◆ Job:
Report, word for word, every line of the material that contains "JSON".

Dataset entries
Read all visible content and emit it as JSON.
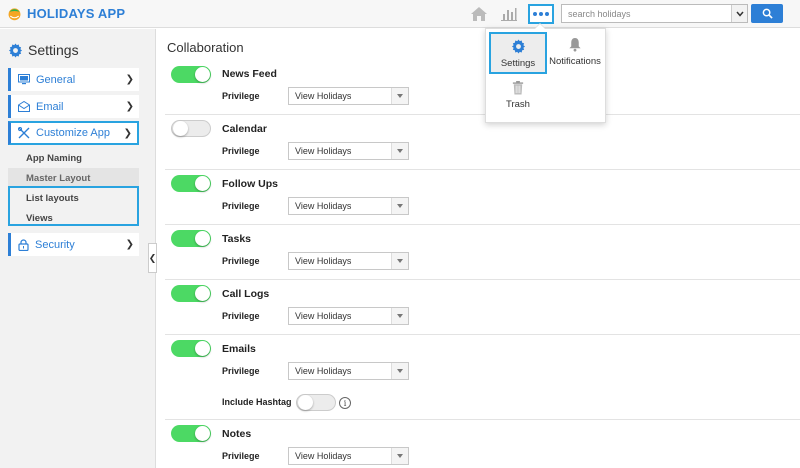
{
  "app": {
    "name": "HOLIDAYS APP"
  },
  "header": {
    "icons": [
      "home-icon",
      "bar-chart-icon",
      "more-icon"
    ],
    "search": {
      "placeholder": "search holidays",
      "value": ""
    }
  },
  "popover": {
    "items": [
      {
        "label": "Settings",
        "icon": "gear-icon",
        "active": true
      },
      {
        "label": "Notifications",
        "icon": "bell-icon",
        "active": false
      },
      {
        "label": "Trash",
        "icon": "trash-icon",
        "active": false
      }
    ]
  },
  "sidebar": {
    "title": "Settings",
    "items": [
      {
        "label": "General",
        "icon": "monitor-icon"
      },
      {
        "label": "Email",
        "icon": "envelope-icon"
      },
      {
        "label": "Customize App",
        "icon": "tools-icon"
      },
      {
        "label": "Security",
        "icon": "lock-icon"
      }
    ],
    "sub_items": [
      {
        "label": "App Naming"
      },
      {
        "label": "Master Layout"
      },
      {
        "label": "List layouts"
      },
      {
        "label": "Views"
      }
    ]
  },
  "main": {
    "section_title": "Collaboration",
    "privilege_label": "Privilege",
    "modules": [
      {
        "name": "News Feed",
        "enabled": true,
        "privilege": "View Holidays"
      },
      {
        "name": "Calendar",
        "enabled": false,
        "privilege": "View Holidays"
      },
      {
        "name": "Follow Ups",
        "enabled": true,
        "privilege": "View Holidays"
      },
      {
        "name": "Tasks",
        "enabled": true,
        "privilege": "View Holidays"
      },
      {
        "name": "Call Logs",
        "enabled": true,
        "privilege": "View Holidays"
      },
      {
        "name": "Emails",
        "enabled": true,
        "privilege": "View Holidays"
      },
      {
        "name": "Notes",
        "enabled": true,
        "privilege": "View Holidays"
      }
    ],
    "include_hashtag": {
      "label": "Include Hashtag",
      "enabled": false
    }
  },
  "colors": {
    "accent": "#2d7fd6",
    "highlight_border": "#29a3e0",
    "toggle_on": "#4cd964"
  }
}
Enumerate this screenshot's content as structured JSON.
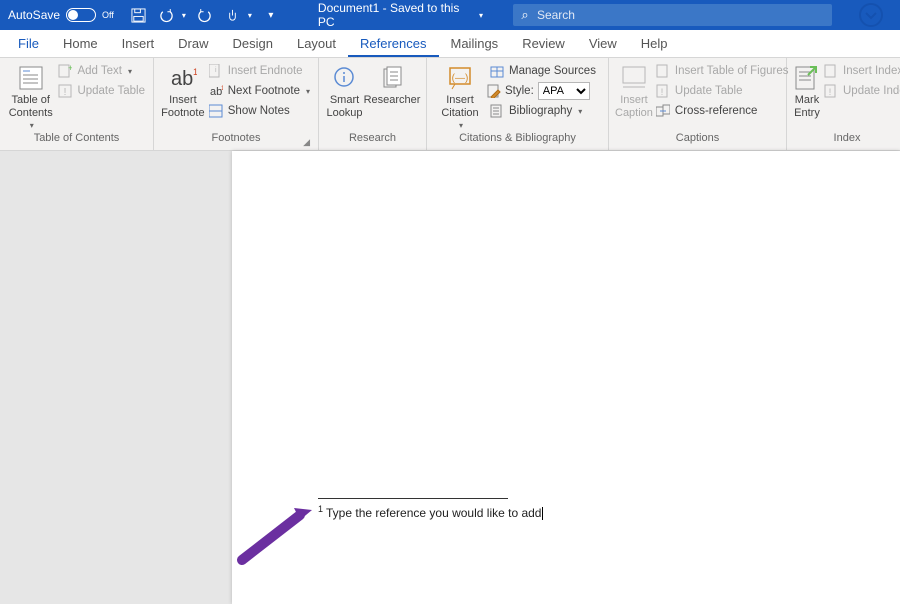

◆ Response below:
Read all visible content and emit it as JSON.
Enumerate this screenshot's content as structured JSON.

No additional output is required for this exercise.